>> start Input for this task

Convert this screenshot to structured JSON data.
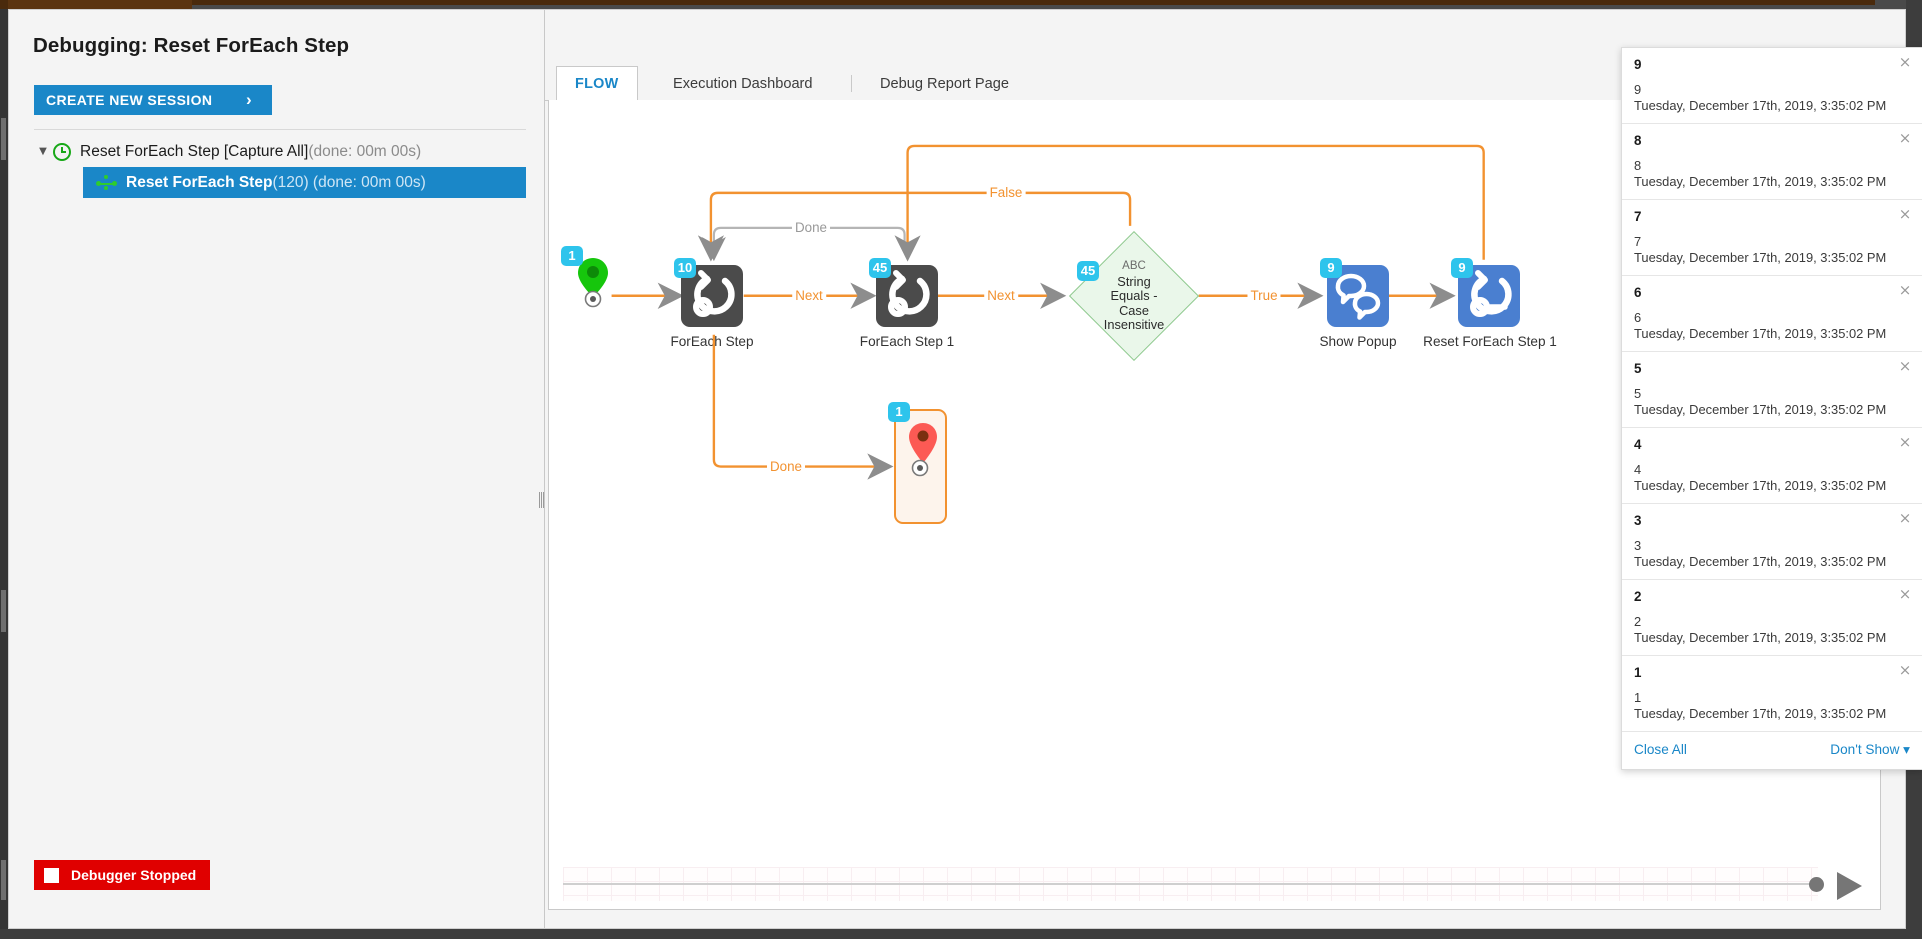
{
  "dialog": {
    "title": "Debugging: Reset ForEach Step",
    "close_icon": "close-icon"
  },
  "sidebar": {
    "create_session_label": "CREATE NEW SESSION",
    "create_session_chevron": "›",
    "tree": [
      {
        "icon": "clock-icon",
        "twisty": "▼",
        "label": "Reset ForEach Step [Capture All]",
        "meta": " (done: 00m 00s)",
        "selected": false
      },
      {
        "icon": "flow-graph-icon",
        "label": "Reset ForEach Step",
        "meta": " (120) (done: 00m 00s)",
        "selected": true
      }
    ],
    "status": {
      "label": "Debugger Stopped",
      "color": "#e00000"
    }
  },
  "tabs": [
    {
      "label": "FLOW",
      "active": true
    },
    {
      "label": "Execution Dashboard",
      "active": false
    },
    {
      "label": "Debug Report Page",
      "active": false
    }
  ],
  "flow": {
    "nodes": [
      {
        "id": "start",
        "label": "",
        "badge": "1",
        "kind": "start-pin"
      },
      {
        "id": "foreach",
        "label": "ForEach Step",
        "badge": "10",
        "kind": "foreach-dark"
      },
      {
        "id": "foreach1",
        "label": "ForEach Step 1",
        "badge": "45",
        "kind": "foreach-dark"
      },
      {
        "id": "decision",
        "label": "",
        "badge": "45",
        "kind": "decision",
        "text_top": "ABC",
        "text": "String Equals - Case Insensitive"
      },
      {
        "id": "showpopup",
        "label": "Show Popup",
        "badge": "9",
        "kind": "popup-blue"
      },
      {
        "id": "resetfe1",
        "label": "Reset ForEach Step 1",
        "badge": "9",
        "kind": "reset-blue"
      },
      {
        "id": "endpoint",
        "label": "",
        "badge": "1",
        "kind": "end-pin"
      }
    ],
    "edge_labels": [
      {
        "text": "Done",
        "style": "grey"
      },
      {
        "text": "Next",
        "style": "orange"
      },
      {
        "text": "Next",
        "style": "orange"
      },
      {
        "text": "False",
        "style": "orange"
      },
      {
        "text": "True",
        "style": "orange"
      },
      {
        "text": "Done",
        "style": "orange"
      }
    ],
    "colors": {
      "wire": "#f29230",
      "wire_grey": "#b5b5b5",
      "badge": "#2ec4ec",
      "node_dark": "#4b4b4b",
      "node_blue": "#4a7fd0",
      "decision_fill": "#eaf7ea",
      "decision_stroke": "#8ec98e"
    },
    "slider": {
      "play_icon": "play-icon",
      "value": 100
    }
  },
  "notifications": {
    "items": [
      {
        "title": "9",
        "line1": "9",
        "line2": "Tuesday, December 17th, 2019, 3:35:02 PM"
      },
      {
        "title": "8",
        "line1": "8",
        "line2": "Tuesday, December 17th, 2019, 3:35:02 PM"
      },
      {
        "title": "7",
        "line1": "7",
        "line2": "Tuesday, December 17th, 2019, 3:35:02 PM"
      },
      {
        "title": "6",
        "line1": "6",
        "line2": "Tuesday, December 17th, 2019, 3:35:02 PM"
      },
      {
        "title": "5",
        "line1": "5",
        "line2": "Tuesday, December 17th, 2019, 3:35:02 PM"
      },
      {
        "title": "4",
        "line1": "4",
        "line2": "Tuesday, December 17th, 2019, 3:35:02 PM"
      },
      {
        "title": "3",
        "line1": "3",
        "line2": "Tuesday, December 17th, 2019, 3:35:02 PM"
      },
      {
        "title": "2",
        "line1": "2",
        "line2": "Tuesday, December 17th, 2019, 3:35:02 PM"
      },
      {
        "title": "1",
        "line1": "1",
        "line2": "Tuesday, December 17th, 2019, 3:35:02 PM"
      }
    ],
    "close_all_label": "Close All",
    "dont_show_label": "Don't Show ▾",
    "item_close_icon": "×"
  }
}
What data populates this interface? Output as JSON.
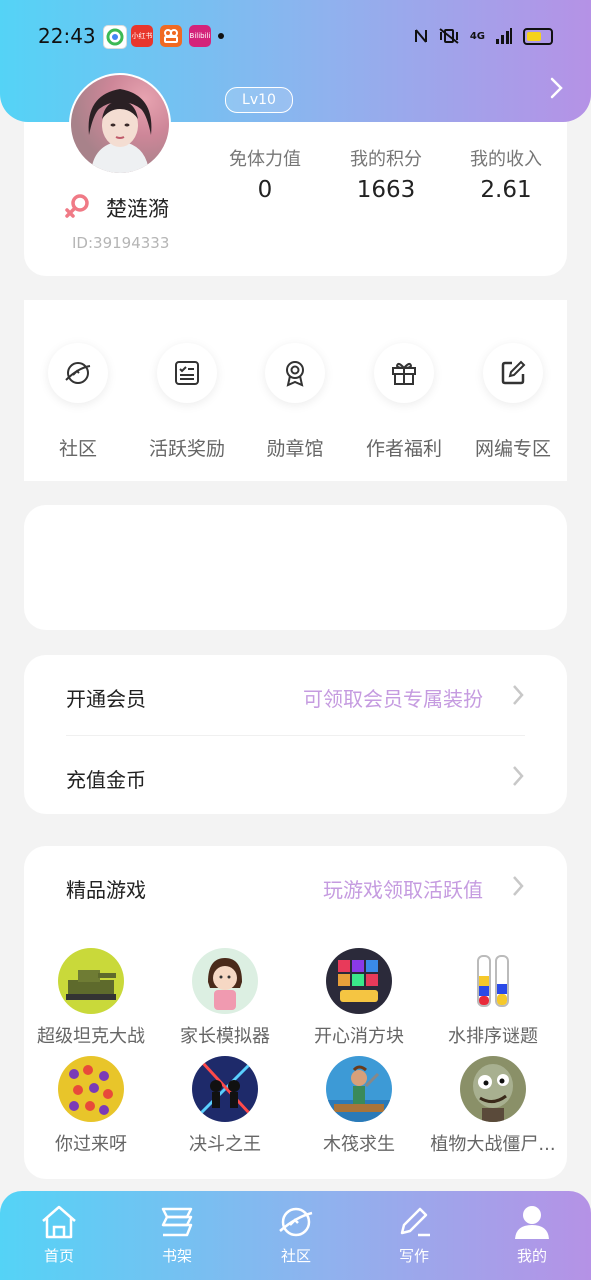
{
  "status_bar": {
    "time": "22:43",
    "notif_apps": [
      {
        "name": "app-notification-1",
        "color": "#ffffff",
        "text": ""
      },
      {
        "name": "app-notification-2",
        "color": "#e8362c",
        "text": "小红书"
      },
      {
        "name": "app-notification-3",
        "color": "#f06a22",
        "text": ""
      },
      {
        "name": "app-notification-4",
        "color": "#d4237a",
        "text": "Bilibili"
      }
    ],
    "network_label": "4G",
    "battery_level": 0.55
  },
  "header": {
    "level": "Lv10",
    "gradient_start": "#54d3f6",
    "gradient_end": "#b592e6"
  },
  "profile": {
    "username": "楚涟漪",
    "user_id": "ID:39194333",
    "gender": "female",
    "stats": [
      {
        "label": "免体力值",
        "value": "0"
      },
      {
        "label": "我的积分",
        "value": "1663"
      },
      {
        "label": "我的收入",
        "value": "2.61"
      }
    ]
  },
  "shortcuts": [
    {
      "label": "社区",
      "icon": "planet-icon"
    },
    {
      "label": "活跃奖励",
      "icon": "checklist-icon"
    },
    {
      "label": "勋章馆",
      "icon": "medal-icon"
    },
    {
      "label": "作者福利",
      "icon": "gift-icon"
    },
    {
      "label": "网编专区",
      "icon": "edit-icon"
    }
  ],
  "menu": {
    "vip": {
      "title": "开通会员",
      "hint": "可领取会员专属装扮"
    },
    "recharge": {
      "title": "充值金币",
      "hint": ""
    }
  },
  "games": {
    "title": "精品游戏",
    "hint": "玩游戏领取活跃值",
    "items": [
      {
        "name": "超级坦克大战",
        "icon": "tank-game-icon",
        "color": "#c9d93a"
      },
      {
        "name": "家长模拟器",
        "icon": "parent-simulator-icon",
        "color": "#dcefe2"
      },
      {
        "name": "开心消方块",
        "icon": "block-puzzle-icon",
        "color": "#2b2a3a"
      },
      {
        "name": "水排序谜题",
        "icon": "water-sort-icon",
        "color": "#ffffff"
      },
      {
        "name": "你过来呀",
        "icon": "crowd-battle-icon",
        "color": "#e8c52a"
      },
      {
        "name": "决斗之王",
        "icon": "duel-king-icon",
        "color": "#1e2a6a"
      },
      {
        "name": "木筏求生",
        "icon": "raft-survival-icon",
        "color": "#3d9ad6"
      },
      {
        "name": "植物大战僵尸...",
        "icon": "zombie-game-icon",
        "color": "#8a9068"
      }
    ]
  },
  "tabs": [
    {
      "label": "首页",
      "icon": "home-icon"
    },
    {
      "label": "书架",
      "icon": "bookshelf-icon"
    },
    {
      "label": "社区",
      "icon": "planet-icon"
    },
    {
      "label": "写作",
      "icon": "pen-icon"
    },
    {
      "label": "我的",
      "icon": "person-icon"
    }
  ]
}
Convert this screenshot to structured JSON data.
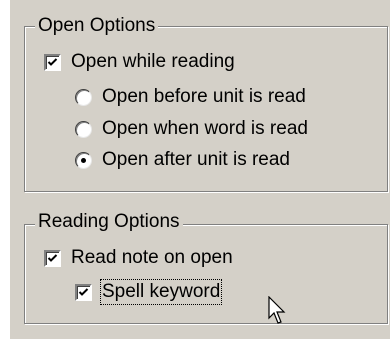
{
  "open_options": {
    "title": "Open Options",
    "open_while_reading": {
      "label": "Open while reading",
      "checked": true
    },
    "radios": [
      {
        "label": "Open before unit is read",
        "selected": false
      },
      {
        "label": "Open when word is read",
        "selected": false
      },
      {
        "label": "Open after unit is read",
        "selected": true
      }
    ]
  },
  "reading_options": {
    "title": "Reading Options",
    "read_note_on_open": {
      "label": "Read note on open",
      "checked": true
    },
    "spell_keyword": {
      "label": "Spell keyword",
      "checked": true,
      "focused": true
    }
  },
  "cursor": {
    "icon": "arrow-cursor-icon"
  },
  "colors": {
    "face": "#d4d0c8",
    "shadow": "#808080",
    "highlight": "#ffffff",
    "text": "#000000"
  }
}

>> end Input for this task

> [Task statement] Copy the listing over exactly, skipping the pictures it holds.

> [Reply]
Convert this screenshot to structured JSON data.
{
  "dialog": {
    "title": "Debugging: Reset ForEach Step",
    "close_icon": "close-icon"
  },
  "sidebar": {
    "create_session_label": "CREATE NEW SESSION",
    "create_session_chevron": "›",
    "tree": [
      {
        "icon": "clock-icon",
        "twisty": "▼",
        "label": "Reset ForEach Step [Capture All]",
        "meta": " (done: 00m 00s)",
        "selected": false
      },
      {
        "icon": "flow-graph-icon",
        "label": "Reset ForEach Step",
        "meta": " (120) (done: 00m 00s)",
        "selected": true
      }
    ],
    "status": {
      "label": "Debugger Stopped",
      "color": "#e00000"
    }
  },
  "tabs": [
    {
      "label": "FLOW",
      "active": true
    },
    {
      "label": "Execution Dashboard",
      "active": false
    },
    {
      "label": "Debug Report Page",
      "active": false
    }
  ],
  "flow": {
    "nodes": [
      {
        "id": "start",
        "label": "",
        "badge": "1",
        "kind": "start-pin"
      },
      {
        "id": "foreach",
        "label": "ForEach Step",
        "badge": "10",
        "kind": "foreach-dark"
      },
      {
        "id": "foreach1",
        "label": "ForEach Step 1",
        "badge": "45",
        "kind": "foreach-dark"
      },
      {
        "id": "decision",
        "label": "",
        "badge": "45",
        "kind": "decision",
        "text_top": "ABC",
        "text": "String Equals - Case Insensitive"
      },
      {
        "id": "showpopup",
        "label": "Show Popup",
        "badge": "9",
        "kind": "popup-blue"
      },
      {
        "id": "resetfe1",
        "label": "Reset ForEach Step 1",
        "badge": "9",
        "kind": "reset-blue"
      },
      {
        "id": "endpoint",
        "label": "",
        "badge": "1",
        "kind": "end-pin"
      }
    ],
    "edge_labels": [
      {
        "text": "Done",
        "style": "grey"
      },
      {
        "text": "Next",
        "style": "orange"
      },
      {
        "text": "Next",
        "style": "orange"
      },
      {
        "text": "False",
        "style": "orange"
      },
      {
        "text": "True",
        "style": "orange"
      },
      {
        "text": "Done",
        "style": "orange"
      }
    ],
    "colors": {
      "wire": "#f29230",
      "wire_grey": "#b5b5b5",
      "badge": "#2ec4ec",
      "node_dark": "#4b4b4b",
      "node_blue": "#4a7fd0",
      "decision_fill": "#eaf7ea",
      "decision_stroke": "#8ec98e"
    },
    "slider": {
      "play_icon": "play-icon",
      "value": 100
    }
  },
  "notifications": {
    "items": [
      {
        "title": "9",
        "line1": "9",
        "line2": "Tuesday, December 17th, 2019, 3:35:02 PM"
      },
      {
        "title": "8",
        "line1": "8",
        "line2": "Tuesday, December 17th, 2019, 3:35:02 PM"
      },
      {
        "title": "7",
        "line1": "7",
        "line2": "Tuesday, December 17th, 2019, 3:35:02 PM"
      },
      {
        "title": "6",
        "line1": "6",
        "line2": "Tuesday, December 17th, 2019, 3:35:02 PM"
      },
      {
        "title": "5",
        "line1": "5",
        "line2": "Tuesday, December 17th, 2019, 3:35:02 PM"
      },
      {
        "title": "4",
        "line1": "4",
        "line2": "Tuesday, December 17th, 2019, 3:35:02 PM"
      },
      {
        "title": "3",
        "line1": "3",
        "line2": "Tuesday, December 17th, 2019, 3:35:02 PM"
      },
      {
        "title": "2",
        "line1": "2",
        "line2": "Tuesday, December 17th, 2019, 3:35:02 PM"
      },
      {
        "title": "1",
        "line1": "1",
        "line2": "Tuesday, December 17th, 2019, 3:35:02 PM"
      }
    ],
    "close_all_label": "Close All",
    "dont_show_label": "Don't Show ▾",
    "item_close_icon": "×"
  }
}
What data populates this interface? Output as JSON.
{
  "status_bar": {
    "time": "22:43",
    "notif_apps": [
      {
        "name": "app-notification-1",
        "color": "#ffffff",
        "text": ""
      },
      {
        "name": "app-notification-2",
        "color": "#e8362c",
        "text": "小红书"
      },
      {
        "name": "app-notification-3",
        "color": "#f06a22",
        "text": ""
      },
      {
        "name": "app-notification-4",
        "color": "#d4237a",
        "text": "Bilibili"
      }
    ],
    "network_label": "4G",
    "battery_level": 0.55
  },
  "header": {
    "level": "Lv10",
    "gradient_start": "#54d3f6",
    "gradient_end": "#b592e6"
  },
  "profile": {
    "username": "楚涟漪",
    "user_id": "ID:39194333",
    "gender": "female",
    "stats": [
      {
        "label": "免体力值",
        "value": "0"
      },
      {
        "label": "我的积分",
        "value": "1663"
      },
      {
        "label": "我的收入",
        "value": "2.61"
      }
    ]
  },
  "shortcuts": [
    {
      "label": "社区",
      "icon": "planet-icon"
    },
    {
      "label": "活跃奖励",
      "icon": "checklist-icon"
    },
    {
      "label": "勋章馆",
      "icon": "medal-icon"
    },
    {
      "label": "作者福利",
      "icon": "gift-icon"
    },
    {
      "label": "网编专区",
      "icon": "edit-icon"
    }
  ],
  "menu": {
    "vip": {
      "title": "开通会员",
      "hint": "可领取会员专属装扮"
    },
    "recharge": {
      "title": "充值金币",
      "hint": ""
    }
  },
  "games": {
    "title": "精品游戏",
    "hint": "玩游戏领取活跃值",
    "items": [
      {
        "name": "超级坦克大战",
        "icon": "tank-game-icon",
        "color": "#c9d93a"
      },
      {
        "name": "家长模拟器",
        "icon": "parent-simulator-icon",
        "color": "#dcefe2"
      },
      {
        "name": "开心消方块",
        "icon": "block-puzzle-icon",
        "color": "#2b2a3a"
      },
      {
        "name": "水排序谜题",
        "icon": "water-sort-icon",
        "color": "#ffffff"
      },
      {
        "name": "你过来呀",
        "icon": "crowd-battle-icon",
        "color": "#e8c52a"
      },
      {
        "name": "决斗之王",
        "icon": "duel-king-icon",
        "color": "#1e2a6a"
      },
      {
        "name": "木筏求生",
        "icon": "raft-survival-icon",
        "color": "#3d9ad6"
      },
      {
        "name": "植物大战僵尸...",
        "icon": "zombie-game-icon",
        "color": "#8a9068"
      }
    ]
  },
  "tabs": [
    {
      "label": "首页",
      "icon": "home-icon"
    },
    {
      "label": "书架",
      "icon": "bookshelf-icon"
    },
    {
      "label": "社区",
      "icon": "planet-icon"
    },
    {
      "label": "写作",
      "icon": "pen-icon"
    },
    {
      "label": "我的",
      "icon": "person-icon"
    }
  ]
}
Convert this screenshot to structured JSON data.
{
  "open_options": {
    "title": "Open Options",
    "open_while_reading": {
      "label": "Open while reading",
      "checked": true
    },
    "radios": [
      {
        "label": "Open before unit is read",
        "selected": false
      },
      {
        "label": "Open when word is read",
        "selected": false
      },
      {
        "label": "Open after unit is read",
        "selected": true
      }
    ]
  },
  "reading_options": {
    "title": "Reading Options",
    "read_note_on_open": {
      "label": "Read note on open",
      "checked": true
    },
    "spell_keyword": {
      "label": "Spell keyword",
      "checked": true,
      "focused": true
    }
  },
  "cursor": {
    "icon": "arrow-cursor-icon"
  },
  "colors": {
    "face": "#d4d0c8",
    "shadow": "#808080",
    "highlight": "#ffffff",
    "text": "#000000"
  }
}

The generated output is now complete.